> _Data provided_

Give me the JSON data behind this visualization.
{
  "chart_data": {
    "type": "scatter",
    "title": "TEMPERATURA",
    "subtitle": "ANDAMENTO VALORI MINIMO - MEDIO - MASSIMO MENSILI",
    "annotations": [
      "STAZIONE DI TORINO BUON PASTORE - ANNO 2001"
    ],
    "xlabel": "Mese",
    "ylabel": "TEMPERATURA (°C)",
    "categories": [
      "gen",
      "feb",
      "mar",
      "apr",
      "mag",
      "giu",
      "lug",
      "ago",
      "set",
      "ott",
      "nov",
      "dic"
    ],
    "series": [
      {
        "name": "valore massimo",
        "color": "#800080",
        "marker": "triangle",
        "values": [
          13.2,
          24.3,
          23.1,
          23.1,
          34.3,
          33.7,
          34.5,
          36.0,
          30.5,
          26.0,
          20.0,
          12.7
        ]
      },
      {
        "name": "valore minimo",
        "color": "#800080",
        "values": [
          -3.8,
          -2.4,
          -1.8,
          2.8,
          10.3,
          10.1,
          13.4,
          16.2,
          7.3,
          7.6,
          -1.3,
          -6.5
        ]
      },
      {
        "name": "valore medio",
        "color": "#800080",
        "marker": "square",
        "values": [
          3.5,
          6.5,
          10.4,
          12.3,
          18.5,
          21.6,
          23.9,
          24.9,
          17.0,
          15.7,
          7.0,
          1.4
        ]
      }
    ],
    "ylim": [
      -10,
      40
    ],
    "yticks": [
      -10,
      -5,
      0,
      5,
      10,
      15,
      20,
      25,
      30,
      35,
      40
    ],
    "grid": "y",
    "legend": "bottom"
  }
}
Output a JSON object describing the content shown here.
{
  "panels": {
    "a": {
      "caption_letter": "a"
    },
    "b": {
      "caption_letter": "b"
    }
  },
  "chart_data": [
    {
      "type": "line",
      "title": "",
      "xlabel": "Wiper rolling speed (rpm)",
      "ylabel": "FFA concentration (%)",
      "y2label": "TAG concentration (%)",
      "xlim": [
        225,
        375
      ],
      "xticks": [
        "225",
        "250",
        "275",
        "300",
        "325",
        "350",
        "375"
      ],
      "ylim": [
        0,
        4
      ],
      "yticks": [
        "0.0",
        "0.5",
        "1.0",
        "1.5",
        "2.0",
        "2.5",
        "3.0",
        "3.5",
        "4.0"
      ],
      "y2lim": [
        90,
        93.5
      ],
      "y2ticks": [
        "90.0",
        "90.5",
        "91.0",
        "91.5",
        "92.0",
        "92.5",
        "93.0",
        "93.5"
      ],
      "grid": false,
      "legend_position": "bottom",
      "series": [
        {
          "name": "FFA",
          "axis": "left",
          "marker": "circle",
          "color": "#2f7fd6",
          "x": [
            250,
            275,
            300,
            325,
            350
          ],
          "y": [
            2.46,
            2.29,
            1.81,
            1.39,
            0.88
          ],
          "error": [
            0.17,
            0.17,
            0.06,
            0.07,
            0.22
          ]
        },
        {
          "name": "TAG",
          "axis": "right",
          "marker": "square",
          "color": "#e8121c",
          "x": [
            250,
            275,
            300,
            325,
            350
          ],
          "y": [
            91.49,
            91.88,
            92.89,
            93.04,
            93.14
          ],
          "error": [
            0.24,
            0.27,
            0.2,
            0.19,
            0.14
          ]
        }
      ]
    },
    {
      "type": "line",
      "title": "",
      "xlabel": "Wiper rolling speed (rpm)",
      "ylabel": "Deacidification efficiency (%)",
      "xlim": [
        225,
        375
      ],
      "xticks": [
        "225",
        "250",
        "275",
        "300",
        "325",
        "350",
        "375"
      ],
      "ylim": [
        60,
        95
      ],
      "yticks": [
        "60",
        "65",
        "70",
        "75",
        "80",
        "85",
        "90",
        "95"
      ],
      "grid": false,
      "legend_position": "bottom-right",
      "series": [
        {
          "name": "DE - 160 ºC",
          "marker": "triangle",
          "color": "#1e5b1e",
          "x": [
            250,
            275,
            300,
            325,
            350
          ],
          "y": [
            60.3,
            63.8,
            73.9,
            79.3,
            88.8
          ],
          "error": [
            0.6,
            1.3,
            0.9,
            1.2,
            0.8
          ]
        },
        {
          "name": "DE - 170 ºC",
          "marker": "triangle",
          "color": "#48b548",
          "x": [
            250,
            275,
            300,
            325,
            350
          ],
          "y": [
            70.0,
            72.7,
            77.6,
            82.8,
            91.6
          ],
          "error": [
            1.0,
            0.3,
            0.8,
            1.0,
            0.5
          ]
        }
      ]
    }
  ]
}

> _Task brief_
Find the lines above holding the word "ylabel" and show them.

> _Answer to this task_
    "ylabel": "TEMPERATURA (°C)",
      "ylabel": "FFA concentration (%)",
      "ylabel": "Deacidification efficiency (%)",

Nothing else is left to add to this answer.